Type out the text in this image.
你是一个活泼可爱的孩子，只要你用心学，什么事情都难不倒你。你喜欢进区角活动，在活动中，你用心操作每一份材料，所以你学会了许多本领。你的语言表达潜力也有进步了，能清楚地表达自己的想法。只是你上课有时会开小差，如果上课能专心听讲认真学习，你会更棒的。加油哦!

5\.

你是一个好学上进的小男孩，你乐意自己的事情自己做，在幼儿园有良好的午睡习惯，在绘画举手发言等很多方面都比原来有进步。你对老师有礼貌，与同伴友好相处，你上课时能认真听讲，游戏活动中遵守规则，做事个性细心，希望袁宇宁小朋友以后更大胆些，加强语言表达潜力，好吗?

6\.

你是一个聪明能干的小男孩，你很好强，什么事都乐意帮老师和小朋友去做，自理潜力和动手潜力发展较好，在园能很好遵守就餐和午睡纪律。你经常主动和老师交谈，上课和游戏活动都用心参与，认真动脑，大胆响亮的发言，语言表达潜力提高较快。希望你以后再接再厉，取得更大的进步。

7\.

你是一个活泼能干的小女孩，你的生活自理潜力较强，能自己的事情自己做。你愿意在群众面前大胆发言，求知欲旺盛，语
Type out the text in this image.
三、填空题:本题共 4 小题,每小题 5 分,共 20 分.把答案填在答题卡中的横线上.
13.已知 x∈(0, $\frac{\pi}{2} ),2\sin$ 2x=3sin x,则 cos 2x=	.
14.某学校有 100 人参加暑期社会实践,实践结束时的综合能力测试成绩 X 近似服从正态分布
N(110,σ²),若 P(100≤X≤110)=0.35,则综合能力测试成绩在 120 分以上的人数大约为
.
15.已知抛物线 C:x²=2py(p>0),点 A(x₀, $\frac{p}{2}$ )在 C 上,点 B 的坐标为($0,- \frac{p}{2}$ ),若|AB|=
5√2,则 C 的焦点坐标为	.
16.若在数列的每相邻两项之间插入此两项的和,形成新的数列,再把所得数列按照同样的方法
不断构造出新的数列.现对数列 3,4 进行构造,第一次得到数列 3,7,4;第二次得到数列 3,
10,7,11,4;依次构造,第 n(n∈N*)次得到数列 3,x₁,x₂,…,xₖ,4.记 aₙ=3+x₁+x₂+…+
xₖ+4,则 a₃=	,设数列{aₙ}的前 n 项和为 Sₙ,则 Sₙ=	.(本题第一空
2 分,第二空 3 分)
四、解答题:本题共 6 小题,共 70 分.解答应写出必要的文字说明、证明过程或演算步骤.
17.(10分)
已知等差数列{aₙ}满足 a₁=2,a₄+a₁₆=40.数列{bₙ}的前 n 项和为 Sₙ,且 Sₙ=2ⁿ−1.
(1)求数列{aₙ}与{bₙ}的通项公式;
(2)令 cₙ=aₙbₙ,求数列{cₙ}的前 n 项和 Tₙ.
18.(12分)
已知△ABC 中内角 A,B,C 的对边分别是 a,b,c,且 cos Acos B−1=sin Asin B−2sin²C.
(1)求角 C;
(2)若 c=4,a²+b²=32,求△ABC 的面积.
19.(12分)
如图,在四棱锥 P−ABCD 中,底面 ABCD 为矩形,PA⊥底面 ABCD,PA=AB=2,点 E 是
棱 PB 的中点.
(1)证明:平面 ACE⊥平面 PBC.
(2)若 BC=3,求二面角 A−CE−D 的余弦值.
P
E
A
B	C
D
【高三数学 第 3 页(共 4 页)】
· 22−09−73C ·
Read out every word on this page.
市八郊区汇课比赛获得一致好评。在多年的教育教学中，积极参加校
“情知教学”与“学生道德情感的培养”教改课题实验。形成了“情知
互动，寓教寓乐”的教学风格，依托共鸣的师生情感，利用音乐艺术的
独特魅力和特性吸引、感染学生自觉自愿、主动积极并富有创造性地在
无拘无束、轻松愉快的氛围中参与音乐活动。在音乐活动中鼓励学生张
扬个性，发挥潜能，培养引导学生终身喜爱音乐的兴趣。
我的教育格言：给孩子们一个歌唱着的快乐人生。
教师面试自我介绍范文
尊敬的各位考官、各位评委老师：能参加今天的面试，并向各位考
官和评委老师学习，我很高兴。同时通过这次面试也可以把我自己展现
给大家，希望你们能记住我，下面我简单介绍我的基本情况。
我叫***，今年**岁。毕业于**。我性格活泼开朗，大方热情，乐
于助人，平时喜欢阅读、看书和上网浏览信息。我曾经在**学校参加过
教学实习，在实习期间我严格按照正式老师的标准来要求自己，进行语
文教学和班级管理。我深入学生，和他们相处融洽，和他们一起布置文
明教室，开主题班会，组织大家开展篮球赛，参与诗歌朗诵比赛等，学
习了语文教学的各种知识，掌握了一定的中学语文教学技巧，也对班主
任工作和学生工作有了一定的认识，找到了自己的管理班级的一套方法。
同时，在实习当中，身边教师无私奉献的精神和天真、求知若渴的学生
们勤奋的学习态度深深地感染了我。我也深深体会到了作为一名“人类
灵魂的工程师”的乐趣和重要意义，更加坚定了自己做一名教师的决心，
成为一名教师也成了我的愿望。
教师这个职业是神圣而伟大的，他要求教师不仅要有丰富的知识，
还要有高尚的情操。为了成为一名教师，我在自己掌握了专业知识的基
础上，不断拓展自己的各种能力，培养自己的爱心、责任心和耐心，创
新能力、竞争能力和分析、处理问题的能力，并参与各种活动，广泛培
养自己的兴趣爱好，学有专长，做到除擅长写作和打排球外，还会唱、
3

______________________________

▶ [Set problem]:
The entries above must be returned in full, exactly as shown.

▶ [Result for this task]:
Type out the text in this image.
你是一个活泼可爱的孩子，只要你用心学，什么事情都难不倒你。你喜欢进区角活动，在活动中，你用心操作每一份材料，所以你学会了许多本领。你的语言表达潜力也有进步了，能清楚地表达自己的想法。只是你上课有时会开小差，如果上课能专心听讲认真学习，你会更棒的。加油哦!

5\.

你是一个好学上进的小男孩，你乐意自己的事情自己做，在幼儿园有良好的午睡习惯，在绘画举手发言等很多方面都比原来有进步。你对老师有礼貌，与同伴友好相处，你上课时能认真听讲，游戏活动中遵守规则，做事个性细心，希望袁宇宁小朋友以后更大胆些，加强语言表达潜力，好吗?

6\.

你是一个聪明能干的小男孩，你很好强，什么事都乐意帮老师和小朋友去做，自理潜力和动手潜力发展较好，在园能很好遵守就餐和午睡纪律。你经常主动和老师交谈，上课和游戏活动都用心参与，认真动脑，大胆响亮的发言，语言表达潜力提高较快。希望你以后再接再厉，取得更大的进步。

7\.

你是一个活泼能干的小女孩，你的生活自理潜力较强，能自己的事情自己做。你愿意在群众面前大胆发言，求知欲旺盛，语
Type out the text in this image.
三、填空题:本题共 4 小题,每小题 5 分,共 20 分.把答案填在答题卡中的横线上.
13.已知 x∈(0, $\frac{\pi}{2} ),2\sin$ 2x=3sin x,则 cos 2x=	.
14.某学校有 100 人参加暑期社会实践,实践结束时的综合能力测试成绩 X 近似服从正态分布
N(110,σ²),若 P(100≤X≤110)=0.35,则综合能力测试成绩在 120 分以上的人数大约为
.
15.已知抛物线 C:x²=2py(p>0),点 A(x₀, $\frac{p}{2}$ )在 C 上,点 B 的坐标为($0,- \frac{p}{2}$ ),若|AB|=
5√2,则 C 的焦点坐标为	.
16.若在数列的每相邻两项之间插入此两项的和,形成新的数列,再把所得数列按照同样的方法
不断构造出新的数列.现对数列 3,4 进行构造,第一次得到数列 3,7,4;第二次得到数列 3,
10,7,11,4;依次构造,第 n(n∈N*)次得到数列 3,x₁,x₂,…,xₖ,4.记 aₙ=3+x₁+x₂+…+
xₖ+4,则 a₃=	,设数列{aₙ}的前 n 项和为 Sₙ,则 Sₙ=	.(本题第一空
2 分,第二空 3 分)
四、解答题:本题共 6 小题,共 70 分.解答应写出必要的文字说明、证明过程或演算步骤.
17.(10分)
已知等差数列{aₙ}满足 a₁=2,a₄+a₁₆=40.数列{bₙ}的前 n 项和为 Sₙ,且 Sₙ=2ⁿ−1.
(1)求数列{aₙ}与{bₙ}的通项公式;
(2)令 cₙ=aₙbₙ,求数列{cₙ}的前 n 项和 Tₙ.
18.(12分)
已知△ABC 中内角 A,B,C 的对边分别是 a,b,c,且 cos Acos B−1=sin Asin B−2sin²C.
(1)求角 C;
(2)若 c=4,a²+b²=32,求△ABC 的面积.
19.(12分)
如图,在四棱锥 P−ABCD 中,底面 ABCD 为矩形,PA⊥底面 ABCD,PA=AB=2,点 E 是
棱 PB 的中点.
(1)证明:平面 ACE⊥平面 PBC.
(2)若 BC=3,求二面角 A−CE−D 的余弦值.
P
E
A
B	C
D
【高三数学 第 3 页(共 4 页)】
· 22−09−73C ·
Read out every word on this page.
市八郊区汇课比赛获得一致好评。在多年的教育教学中，积极参加校
“情知教学”与“学生道德情感的培养”教改课题实验。形成了“情知
互动，寓教寓乐”的教学风格，依托共鸣的师生情感，利用音乐艺术的
独特魅力和特性吸引、感染学生自觉自愿、主动积极并富有创造性地在
无拘无束、轻松愉快的氛围中参与音乐活动。在音乐活动中鼓励学生张
扬个性，发挥潜能，培养引导学生终身喜爱音乐的兴趣。
我的教育格言：给孩子们一个歌唱着的快乐人生。
教师面试自我介绍范文
尊敬的各位考官、各位评委老师：能参加今天的面试，并向各位考
官和评委老师学习，我很高兴。同时通过这次面试也可以把我自己展现
给大家，希望你们能记住我，下面我简单介绍我的基本情况。
我叫***，今年**岁。毕业于**。我性格活泼开朗，大方热情，乐
于助人，平时喜欢阅读、看书和上网浏览信息。我曾经在**学校参加过
教学实习，在实习期间我严格按照正式老师的标准来要求自己，进行语
文教学和班级管理。我深入学生，和他们相处融洽，和他们一起布置文
明教室，开主题班会，组织大家开展篮球赛，参与诗歌朗诵比赛等，学
习了语文教学的各种知识，掌握了一定的中学语文教学技巧，也对班主
任工作和学生工作有了一定的认识，找到了自己的管理班级的一套方法。
同时，在实习当中，身边教师无私奉献的精神和天真、求知若渴的学生
们勤奋的学习态度深深地感染了我。我也深深体会到了作为一名“人类
灵魂的工程师”的乐趣和重要意义，更加坚定了自己做一名教师的决心，
成为一名教师也成了我的愿望。
教师这个职业是神圣而伟大的，他要求教师不仅要有丰富的知识，
还要有高尚的情操。为了成为一名教师，我在自己掌握了专业知识的基
础上，不断拓展自己的各种能力，培养自己的爱心、责任心和耐心，创
新能力、竞争能力和分析、处理问题的能力，并参与各种活动，广泛培
养自己的兴趣爱好，学有专长，做到除擅长写作和打排球外，还会唱、
3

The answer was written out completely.